» **WHAT IS REQUIRED**
Below are some entries. Copy each line that holds the string "data".

» **SUPPLIED RECORDS**
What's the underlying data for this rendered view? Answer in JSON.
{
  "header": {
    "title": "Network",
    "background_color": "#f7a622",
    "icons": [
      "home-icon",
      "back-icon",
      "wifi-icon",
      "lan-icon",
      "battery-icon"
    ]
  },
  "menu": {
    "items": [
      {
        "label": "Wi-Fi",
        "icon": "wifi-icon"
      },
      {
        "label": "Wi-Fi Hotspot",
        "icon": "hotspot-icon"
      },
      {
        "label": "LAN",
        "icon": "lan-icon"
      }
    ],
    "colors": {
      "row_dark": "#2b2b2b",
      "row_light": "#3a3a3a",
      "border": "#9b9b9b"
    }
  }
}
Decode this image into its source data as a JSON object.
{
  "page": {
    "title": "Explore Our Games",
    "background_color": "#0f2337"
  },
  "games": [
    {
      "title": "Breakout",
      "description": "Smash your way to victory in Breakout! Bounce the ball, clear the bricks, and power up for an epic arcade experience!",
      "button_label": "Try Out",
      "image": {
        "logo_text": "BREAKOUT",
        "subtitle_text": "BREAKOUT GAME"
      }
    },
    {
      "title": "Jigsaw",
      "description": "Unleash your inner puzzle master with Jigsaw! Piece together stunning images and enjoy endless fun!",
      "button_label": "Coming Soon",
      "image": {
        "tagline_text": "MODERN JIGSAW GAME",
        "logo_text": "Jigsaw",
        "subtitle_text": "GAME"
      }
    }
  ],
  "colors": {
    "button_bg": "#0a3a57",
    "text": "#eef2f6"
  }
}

...

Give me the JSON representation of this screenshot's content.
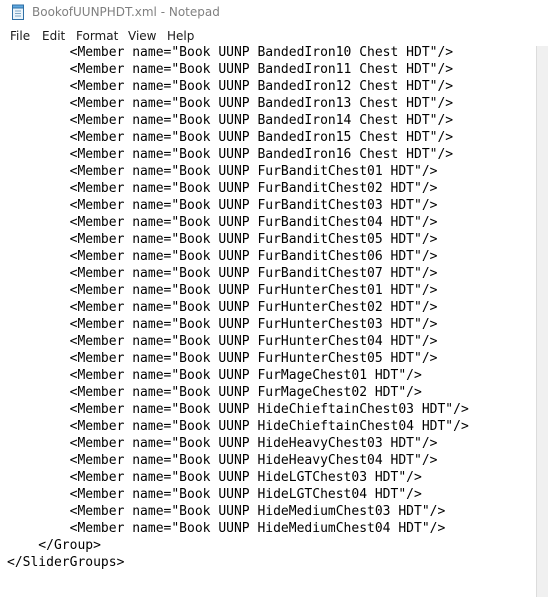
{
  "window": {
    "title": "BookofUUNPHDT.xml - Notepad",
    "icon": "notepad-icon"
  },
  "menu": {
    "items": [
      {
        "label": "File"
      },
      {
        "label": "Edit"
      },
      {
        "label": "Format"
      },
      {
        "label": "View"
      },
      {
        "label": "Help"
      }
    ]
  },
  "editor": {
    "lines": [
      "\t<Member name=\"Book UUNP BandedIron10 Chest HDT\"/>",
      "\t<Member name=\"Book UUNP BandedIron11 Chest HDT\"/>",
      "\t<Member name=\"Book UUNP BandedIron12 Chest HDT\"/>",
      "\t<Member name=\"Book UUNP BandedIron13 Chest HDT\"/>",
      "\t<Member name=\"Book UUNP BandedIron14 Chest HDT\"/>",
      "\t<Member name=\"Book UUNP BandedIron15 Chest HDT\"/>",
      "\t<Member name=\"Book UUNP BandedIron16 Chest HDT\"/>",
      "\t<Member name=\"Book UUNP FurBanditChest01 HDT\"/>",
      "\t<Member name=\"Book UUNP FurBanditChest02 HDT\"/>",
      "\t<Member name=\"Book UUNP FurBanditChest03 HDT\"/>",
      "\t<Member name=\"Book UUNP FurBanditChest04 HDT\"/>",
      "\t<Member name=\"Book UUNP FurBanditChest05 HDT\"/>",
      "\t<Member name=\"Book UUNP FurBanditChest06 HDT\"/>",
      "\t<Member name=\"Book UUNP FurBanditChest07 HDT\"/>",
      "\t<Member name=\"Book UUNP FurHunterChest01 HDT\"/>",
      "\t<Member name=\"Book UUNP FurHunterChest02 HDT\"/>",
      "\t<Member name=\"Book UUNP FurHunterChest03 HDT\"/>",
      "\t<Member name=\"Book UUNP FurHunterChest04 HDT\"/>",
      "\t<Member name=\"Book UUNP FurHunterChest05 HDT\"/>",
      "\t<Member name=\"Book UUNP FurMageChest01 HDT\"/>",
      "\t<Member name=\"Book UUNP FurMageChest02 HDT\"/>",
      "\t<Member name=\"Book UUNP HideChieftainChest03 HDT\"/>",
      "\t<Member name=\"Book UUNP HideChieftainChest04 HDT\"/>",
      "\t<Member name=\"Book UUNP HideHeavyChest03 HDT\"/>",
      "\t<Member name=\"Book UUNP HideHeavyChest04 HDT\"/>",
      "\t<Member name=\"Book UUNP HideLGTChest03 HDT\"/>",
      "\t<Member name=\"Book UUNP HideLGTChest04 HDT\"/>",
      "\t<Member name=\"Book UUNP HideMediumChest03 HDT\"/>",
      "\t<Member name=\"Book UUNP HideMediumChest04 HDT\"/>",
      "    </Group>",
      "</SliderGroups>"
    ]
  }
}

» **FINAL RESULT**
What's the underlying data for this rendered view? Answer in JSON.
Decode this image into its source data as a JSON object.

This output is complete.